» TASK
Return each line containing the string "type".

[Figure record extracts]

⟨

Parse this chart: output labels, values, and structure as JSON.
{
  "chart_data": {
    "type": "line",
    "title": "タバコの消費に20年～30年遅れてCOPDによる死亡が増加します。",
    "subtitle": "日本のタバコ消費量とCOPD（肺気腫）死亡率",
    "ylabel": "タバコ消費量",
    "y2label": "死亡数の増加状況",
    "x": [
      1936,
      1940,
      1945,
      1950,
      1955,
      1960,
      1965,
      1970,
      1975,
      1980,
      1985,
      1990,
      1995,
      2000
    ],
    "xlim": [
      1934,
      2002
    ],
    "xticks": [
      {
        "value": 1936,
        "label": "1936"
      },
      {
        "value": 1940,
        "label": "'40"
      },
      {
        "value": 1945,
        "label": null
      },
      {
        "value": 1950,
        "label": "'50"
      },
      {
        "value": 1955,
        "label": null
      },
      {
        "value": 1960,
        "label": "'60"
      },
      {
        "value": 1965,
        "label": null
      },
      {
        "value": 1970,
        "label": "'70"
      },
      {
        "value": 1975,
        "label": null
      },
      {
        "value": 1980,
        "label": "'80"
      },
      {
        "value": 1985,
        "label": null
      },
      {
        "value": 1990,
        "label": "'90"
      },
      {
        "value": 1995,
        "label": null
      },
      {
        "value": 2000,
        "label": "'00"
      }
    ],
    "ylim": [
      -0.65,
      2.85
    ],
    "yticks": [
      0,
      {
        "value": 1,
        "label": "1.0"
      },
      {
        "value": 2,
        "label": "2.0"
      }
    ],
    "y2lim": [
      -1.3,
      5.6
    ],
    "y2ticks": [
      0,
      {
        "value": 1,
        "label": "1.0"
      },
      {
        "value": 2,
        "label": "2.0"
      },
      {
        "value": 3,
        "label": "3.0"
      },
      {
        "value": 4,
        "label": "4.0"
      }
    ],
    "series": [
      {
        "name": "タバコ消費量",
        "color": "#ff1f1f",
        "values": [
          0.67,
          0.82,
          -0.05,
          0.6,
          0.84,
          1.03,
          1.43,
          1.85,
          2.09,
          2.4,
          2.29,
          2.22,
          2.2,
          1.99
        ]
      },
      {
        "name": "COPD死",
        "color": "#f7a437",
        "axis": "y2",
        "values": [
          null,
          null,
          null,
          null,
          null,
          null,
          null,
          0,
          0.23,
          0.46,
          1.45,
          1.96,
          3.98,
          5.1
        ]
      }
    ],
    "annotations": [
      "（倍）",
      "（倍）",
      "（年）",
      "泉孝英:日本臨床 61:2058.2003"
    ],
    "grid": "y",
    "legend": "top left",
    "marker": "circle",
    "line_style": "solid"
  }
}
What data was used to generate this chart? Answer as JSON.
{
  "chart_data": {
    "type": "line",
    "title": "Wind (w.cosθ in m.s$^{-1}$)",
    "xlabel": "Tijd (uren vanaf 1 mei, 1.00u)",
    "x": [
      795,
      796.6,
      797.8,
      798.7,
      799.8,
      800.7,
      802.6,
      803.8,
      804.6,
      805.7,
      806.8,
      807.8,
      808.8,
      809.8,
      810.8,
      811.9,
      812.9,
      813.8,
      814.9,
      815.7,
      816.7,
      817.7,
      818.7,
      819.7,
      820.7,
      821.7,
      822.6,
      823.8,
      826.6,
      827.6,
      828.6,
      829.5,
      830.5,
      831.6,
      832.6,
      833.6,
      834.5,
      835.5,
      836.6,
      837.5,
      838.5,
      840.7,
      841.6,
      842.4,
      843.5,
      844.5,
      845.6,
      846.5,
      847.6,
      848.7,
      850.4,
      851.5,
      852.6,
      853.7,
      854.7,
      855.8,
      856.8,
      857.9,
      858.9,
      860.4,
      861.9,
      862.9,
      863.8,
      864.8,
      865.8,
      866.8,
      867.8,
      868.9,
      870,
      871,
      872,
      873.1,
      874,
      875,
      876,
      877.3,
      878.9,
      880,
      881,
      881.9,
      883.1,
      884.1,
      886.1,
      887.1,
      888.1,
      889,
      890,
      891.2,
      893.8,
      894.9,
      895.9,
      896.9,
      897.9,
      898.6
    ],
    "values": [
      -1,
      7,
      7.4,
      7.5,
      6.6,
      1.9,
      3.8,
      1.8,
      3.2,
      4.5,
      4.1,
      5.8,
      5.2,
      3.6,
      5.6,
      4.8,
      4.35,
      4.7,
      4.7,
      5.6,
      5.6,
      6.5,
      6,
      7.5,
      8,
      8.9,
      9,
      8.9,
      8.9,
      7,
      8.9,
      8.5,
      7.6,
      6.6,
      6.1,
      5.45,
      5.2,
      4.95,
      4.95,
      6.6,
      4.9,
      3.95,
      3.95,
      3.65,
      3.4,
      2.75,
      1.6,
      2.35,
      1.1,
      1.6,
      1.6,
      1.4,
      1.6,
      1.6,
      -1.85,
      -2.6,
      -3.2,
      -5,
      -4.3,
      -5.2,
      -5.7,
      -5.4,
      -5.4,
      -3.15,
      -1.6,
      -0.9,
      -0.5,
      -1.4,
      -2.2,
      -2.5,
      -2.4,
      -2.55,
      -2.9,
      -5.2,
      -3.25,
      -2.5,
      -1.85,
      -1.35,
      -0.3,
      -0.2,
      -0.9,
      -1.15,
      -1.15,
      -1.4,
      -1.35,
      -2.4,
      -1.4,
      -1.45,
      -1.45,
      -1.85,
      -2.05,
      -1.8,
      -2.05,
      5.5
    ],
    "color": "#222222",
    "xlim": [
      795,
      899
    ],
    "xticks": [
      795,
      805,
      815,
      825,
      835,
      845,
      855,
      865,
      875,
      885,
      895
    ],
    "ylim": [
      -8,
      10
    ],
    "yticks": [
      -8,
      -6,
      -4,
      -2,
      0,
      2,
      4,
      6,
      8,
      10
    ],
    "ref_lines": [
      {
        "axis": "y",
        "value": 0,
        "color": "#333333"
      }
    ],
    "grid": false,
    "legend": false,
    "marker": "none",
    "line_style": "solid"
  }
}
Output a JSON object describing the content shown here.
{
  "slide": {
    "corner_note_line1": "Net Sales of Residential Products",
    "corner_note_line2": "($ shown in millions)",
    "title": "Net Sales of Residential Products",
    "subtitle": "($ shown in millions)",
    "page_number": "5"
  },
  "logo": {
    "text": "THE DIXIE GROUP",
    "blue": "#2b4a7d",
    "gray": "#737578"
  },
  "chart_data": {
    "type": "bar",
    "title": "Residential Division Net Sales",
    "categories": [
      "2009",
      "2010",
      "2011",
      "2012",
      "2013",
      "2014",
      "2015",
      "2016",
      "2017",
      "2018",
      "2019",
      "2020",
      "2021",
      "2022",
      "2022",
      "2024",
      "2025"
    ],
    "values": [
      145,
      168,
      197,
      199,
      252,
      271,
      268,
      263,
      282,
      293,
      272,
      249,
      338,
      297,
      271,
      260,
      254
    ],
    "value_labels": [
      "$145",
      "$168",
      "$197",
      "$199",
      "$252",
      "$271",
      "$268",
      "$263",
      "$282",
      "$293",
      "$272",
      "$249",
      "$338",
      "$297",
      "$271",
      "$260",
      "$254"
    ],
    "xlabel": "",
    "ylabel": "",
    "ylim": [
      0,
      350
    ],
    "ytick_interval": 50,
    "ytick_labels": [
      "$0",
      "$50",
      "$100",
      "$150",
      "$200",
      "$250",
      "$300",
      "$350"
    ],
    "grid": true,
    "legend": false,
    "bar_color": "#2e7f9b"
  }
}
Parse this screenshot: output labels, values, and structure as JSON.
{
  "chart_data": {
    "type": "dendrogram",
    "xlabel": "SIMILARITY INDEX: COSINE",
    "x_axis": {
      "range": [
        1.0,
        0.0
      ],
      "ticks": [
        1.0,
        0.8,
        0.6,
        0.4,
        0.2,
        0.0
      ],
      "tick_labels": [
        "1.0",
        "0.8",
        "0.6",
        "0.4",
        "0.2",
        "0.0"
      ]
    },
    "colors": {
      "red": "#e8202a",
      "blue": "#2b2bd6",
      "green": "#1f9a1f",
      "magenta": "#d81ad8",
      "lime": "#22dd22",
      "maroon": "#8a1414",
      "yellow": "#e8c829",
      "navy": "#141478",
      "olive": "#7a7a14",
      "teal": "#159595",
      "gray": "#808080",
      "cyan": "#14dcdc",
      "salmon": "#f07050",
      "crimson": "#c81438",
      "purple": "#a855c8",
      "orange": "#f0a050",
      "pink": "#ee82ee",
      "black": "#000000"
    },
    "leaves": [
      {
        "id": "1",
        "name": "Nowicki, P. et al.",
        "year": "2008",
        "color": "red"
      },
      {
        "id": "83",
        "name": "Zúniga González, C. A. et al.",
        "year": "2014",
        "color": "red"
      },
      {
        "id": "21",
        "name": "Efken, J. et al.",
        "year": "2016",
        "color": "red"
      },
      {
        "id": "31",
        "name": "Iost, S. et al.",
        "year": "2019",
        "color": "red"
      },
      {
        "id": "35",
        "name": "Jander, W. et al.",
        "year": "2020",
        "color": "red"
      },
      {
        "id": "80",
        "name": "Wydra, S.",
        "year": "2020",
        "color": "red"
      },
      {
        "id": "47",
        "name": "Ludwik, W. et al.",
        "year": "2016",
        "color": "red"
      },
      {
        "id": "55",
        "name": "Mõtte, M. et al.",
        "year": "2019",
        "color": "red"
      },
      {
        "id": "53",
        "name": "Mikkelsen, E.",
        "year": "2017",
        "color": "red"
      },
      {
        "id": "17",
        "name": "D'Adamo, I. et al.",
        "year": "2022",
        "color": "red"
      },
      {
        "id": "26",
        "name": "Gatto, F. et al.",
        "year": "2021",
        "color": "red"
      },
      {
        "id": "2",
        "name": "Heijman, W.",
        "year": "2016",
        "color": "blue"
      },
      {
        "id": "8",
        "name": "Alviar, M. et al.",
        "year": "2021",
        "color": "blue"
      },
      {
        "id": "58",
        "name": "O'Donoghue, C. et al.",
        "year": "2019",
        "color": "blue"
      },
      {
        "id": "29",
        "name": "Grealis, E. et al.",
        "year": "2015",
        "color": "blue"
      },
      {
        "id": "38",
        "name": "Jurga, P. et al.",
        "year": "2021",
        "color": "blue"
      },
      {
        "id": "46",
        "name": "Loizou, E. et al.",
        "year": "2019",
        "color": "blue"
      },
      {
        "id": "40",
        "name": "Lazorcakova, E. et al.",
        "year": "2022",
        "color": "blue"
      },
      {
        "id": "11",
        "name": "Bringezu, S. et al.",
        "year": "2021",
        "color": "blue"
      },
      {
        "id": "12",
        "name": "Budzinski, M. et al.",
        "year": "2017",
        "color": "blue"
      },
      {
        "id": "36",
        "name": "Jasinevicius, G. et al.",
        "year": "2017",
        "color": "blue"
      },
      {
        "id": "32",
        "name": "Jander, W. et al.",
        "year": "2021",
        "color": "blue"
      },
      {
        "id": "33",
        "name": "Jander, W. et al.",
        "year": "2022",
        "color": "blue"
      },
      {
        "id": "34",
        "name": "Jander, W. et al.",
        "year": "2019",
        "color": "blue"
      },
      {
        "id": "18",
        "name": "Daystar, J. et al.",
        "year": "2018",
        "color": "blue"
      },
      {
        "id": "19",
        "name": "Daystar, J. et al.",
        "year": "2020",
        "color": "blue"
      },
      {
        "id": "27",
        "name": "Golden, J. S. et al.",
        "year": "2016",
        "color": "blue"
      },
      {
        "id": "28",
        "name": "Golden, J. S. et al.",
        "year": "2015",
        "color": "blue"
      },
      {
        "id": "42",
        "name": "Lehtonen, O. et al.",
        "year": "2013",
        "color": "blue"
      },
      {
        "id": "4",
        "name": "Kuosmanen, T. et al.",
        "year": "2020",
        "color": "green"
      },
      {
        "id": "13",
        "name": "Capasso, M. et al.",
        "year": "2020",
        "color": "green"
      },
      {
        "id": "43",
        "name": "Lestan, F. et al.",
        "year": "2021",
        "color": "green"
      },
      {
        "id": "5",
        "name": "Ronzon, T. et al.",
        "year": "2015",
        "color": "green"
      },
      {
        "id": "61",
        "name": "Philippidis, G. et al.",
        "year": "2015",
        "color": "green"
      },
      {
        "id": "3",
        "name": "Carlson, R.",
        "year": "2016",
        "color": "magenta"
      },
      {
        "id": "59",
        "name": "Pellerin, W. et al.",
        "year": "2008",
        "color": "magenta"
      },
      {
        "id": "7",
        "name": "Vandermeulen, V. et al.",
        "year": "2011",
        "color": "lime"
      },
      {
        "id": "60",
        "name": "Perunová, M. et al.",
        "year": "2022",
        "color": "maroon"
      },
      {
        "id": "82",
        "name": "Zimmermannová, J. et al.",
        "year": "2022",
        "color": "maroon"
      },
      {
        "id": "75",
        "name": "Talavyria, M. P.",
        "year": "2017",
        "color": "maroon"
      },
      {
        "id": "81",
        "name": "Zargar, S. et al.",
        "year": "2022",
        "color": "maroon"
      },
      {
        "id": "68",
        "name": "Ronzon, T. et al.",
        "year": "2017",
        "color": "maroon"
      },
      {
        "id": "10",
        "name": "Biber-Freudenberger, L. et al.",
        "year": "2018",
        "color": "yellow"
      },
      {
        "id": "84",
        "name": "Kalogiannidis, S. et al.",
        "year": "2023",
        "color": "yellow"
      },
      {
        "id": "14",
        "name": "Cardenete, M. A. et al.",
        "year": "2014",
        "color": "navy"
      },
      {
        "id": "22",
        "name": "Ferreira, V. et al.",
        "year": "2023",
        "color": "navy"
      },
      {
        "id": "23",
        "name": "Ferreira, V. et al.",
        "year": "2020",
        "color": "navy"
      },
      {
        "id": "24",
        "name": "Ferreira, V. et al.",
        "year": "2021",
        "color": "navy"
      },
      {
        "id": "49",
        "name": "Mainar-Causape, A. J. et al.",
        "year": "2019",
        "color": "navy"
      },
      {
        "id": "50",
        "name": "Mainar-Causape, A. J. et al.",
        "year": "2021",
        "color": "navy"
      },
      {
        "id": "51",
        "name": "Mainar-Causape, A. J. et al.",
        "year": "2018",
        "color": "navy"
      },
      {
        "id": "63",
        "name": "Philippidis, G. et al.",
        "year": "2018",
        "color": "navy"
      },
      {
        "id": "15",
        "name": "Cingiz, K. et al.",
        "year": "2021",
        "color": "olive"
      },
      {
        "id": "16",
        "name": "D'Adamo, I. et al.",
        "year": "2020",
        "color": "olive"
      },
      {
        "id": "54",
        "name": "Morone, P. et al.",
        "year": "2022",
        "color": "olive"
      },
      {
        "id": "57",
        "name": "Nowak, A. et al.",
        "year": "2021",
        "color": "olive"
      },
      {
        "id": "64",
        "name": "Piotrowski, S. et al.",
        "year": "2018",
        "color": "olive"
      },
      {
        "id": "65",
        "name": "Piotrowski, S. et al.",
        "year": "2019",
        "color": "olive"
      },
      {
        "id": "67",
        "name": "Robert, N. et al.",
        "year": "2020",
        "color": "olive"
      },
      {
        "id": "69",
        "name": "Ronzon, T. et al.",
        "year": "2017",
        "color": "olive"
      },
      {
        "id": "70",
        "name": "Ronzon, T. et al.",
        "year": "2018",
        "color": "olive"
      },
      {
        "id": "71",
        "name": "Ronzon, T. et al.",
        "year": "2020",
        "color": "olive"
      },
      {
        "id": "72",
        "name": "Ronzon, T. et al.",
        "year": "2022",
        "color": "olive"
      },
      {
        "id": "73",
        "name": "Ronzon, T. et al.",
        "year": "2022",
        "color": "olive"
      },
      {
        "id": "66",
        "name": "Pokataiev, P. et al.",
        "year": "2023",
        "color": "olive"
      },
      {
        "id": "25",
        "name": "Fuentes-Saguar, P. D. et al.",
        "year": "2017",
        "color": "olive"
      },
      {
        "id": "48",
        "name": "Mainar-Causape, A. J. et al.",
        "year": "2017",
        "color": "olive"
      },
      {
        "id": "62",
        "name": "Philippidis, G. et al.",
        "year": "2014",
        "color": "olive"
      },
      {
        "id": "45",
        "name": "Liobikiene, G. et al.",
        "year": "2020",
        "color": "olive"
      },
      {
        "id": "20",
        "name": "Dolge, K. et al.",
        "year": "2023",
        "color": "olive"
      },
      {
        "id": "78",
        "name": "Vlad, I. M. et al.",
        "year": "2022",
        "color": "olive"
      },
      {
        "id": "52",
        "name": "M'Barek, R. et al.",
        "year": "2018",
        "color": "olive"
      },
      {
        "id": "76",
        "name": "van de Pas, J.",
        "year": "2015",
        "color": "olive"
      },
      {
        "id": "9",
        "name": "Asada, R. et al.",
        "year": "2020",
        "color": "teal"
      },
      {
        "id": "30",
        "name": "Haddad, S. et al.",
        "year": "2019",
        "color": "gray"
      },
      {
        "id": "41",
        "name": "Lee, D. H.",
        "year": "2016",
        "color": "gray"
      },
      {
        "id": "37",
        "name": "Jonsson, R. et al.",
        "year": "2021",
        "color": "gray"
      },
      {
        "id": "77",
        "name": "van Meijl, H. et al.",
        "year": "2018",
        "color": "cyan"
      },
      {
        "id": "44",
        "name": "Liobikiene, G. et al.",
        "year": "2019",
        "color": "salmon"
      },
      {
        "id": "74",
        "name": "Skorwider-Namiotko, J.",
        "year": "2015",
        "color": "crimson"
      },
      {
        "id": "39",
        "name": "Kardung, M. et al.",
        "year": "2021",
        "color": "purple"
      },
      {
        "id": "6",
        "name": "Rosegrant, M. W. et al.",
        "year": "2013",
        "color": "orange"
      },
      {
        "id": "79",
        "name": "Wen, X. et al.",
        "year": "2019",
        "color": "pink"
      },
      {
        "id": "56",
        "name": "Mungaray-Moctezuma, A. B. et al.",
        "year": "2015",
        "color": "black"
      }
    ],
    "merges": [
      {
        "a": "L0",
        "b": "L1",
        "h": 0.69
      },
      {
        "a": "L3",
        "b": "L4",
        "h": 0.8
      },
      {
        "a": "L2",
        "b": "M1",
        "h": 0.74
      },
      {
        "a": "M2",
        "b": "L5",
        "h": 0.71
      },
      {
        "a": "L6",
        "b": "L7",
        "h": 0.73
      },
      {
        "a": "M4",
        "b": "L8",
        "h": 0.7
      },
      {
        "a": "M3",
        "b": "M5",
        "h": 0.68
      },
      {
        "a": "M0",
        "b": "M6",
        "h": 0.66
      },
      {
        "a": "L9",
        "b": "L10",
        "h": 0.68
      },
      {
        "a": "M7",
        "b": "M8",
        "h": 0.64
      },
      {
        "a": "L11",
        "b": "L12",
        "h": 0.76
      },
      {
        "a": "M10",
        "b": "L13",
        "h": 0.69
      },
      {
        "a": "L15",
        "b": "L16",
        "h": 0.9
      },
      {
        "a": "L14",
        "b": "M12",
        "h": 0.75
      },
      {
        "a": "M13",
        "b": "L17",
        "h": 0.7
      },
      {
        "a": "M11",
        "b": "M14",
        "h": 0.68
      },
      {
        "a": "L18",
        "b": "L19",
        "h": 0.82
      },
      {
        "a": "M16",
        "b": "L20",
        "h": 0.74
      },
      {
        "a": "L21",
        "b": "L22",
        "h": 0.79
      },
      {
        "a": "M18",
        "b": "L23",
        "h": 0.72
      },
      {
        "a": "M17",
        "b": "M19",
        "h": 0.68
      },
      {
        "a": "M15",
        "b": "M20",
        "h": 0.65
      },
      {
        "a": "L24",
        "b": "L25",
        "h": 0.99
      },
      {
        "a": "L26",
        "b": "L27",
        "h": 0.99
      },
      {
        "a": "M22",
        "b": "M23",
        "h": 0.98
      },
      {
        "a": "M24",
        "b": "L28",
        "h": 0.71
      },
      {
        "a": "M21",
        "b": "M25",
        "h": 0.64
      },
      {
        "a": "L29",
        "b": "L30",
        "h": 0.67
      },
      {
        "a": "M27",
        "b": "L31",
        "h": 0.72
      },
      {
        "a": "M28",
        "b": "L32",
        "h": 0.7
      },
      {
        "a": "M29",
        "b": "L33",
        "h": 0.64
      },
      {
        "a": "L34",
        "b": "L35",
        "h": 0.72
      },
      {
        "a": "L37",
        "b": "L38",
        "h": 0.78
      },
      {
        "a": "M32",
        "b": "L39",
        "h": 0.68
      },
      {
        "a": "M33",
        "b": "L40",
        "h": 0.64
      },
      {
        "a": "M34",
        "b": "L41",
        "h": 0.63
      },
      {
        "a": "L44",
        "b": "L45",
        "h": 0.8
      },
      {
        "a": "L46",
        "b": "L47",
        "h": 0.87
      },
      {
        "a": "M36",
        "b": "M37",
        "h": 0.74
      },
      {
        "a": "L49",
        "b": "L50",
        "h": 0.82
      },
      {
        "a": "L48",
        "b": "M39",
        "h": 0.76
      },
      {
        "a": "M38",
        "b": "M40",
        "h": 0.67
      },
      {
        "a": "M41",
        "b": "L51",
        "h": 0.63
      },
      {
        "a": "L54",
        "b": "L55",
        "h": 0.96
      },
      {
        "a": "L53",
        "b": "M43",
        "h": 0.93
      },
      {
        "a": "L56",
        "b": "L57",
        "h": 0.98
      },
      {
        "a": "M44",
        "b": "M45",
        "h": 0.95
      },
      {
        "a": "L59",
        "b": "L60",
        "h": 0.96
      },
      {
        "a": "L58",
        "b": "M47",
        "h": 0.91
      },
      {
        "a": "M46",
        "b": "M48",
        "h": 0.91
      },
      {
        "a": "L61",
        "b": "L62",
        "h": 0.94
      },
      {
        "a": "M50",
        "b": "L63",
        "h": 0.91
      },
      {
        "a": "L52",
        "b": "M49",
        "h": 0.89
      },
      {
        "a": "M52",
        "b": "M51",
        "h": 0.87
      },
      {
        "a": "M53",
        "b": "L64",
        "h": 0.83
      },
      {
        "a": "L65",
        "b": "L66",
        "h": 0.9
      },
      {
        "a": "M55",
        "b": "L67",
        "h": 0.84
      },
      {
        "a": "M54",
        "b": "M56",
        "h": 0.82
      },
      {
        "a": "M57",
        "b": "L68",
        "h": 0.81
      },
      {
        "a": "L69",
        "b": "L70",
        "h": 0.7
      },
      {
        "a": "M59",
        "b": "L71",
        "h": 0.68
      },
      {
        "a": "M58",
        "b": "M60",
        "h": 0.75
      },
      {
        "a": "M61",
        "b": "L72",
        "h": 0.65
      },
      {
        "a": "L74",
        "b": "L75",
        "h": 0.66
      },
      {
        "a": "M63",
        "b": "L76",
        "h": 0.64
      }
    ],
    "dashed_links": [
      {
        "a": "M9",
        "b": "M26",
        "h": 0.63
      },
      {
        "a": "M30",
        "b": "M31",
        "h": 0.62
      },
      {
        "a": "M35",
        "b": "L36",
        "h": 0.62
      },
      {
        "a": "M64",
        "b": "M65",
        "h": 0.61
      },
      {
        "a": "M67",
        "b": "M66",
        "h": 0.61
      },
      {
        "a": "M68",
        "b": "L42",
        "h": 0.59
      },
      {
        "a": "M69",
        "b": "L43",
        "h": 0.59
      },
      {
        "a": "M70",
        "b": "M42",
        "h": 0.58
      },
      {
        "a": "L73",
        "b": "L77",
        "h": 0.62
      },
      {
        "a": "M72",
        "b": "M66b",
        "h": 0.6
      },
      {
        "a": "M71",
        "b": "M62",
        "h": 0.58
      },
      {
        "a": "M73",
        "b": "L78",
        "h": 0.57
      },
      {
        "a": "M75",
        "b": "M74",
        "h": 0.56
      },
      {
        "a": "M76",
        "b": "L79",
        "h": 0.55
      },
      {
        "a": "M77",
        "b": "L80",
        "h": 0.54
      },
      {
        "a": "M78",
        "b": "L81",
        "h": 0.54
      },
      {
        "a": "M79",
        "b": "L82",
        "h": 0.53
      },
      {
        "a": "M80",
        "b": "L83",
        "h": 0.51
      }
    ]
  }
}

⟩

» RESPONSE BELOW
    "type": "line",
    "type": "line",
    "type": "bar",
    "type": "dendrogram",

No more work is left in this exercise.